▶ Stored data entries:
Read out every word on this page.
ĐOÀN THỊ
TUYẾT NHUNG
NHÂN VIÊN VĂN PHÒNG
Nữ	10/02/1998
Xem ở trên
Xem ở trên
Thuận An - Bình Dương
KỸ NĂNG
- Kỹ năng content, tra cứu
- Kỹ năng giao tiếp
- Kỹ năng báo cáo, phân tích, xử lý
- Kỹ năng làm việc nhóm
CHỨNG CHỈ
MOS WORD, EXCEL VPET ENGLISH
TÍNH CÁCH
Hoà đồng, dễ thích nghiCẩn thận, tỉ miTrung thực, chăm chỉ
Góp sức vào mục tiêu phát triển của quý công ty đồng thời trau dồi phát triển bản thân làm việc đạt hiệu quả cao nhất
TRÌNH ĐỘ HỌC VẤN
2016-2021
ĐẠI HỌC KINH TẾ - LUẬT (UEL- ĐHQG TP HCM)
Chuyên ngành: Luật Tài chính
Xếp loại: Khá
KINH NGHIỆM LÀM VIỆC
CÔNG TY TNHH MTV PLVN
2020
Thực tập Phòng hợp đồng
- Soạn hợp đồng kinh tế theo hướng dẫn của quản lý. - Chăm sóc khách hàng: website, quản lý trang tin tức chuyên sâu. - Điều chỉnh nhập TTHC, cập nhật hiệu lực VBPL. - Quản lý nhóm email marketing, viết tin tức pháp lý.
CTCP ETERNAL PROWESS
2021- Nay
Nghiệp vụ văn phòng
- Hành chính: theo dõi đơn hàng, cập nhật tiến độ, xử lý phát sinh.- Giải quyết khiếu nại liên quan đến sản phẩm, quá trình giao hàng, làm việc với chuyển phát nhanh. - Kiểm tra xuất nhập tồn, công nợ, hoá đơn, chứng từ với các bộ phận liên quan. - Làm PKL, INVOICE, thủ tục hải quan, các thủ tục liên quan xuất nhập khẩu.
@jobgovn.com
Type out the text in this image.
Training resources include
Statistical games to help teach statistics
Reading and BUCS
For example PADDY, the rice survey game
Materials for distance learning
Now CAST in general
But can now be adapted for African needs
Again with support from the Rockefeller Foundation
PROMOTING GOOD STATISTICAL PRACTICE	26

==

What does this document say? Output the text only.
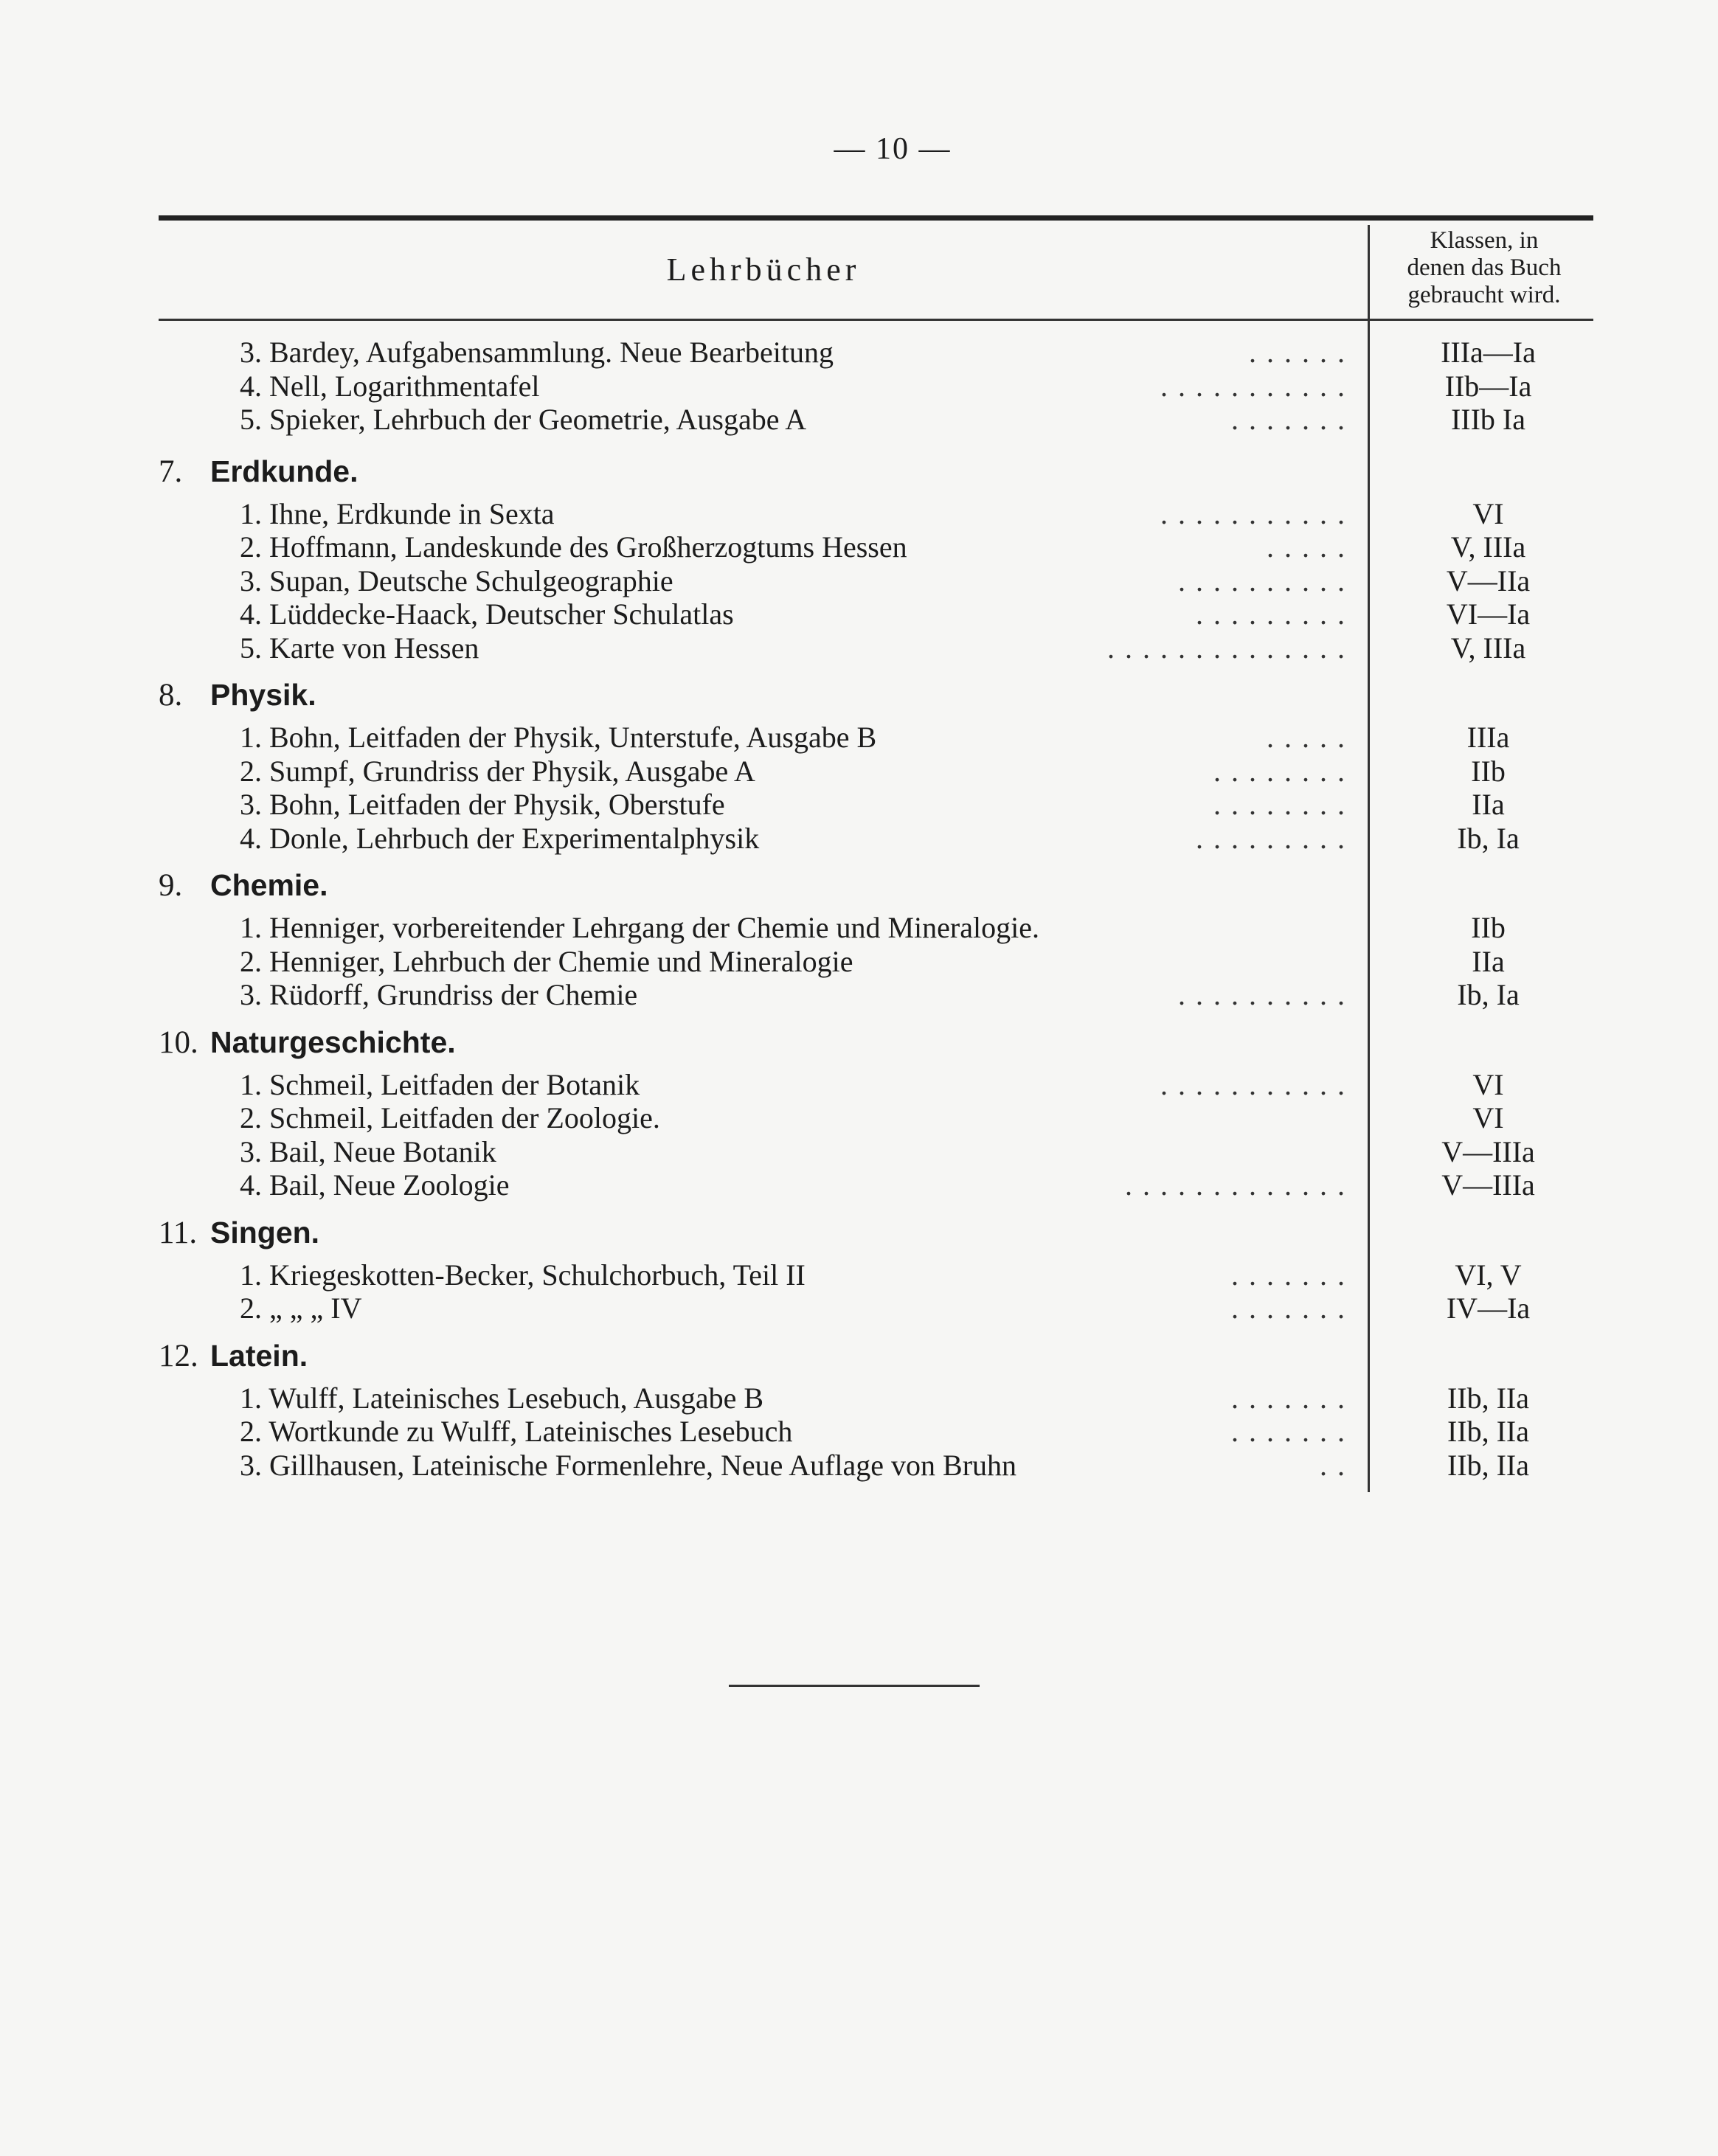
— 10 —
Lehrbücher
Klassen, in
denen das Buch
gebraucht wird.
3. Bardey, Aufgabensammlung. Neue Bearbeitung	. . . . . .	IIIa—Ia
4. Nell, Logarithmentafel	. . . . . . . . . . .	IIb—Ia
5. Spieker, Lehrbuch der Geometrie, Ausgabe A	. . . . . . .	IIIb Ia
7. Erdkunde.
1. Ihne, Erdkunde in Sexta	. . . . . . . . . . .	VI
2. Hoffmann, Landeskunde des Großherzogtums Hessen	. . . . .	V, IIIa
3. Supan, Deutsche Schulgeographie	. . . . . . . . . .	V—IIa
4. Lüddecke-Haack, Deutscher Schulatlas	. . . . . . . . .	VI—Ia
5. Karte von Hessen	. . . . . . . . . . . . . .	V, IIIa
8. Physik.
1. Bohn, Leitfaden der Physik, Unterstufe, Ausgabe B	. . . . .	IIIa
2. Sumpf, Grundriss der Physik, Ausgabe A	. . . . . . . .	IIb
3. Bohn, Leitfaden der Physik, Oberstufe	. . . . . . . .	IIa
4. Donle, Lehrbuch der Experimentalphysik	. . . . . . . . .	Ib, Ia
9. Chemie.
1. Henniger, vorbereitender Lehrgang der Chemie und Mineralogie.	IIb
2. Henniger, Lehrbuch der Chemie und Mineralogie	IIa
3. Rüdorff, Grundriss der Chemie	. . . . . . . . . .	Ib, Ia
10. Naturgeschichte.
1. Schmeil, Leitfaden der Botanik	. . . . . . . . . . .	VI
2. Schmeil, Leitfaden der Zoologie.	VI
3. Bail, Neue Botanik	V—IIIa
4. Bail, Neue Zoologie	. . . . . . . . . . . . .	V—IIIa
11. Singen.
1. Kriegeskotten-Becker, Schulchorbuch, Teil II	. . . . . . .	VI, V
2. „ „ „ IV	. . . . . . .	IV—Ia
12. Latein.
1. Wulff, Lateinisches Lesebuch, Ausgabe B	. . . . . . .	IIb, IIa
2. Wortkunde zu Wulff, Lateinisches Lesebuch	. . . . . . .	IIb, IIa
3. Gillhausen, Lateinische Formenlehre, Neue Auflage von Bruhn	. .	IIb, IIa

▶ REQUIRED WORK: How many lines in the records above contain the word "nhóm"? Reply with the number and nothing more.

▶ SOLUTION TO THE EXERCISE: 2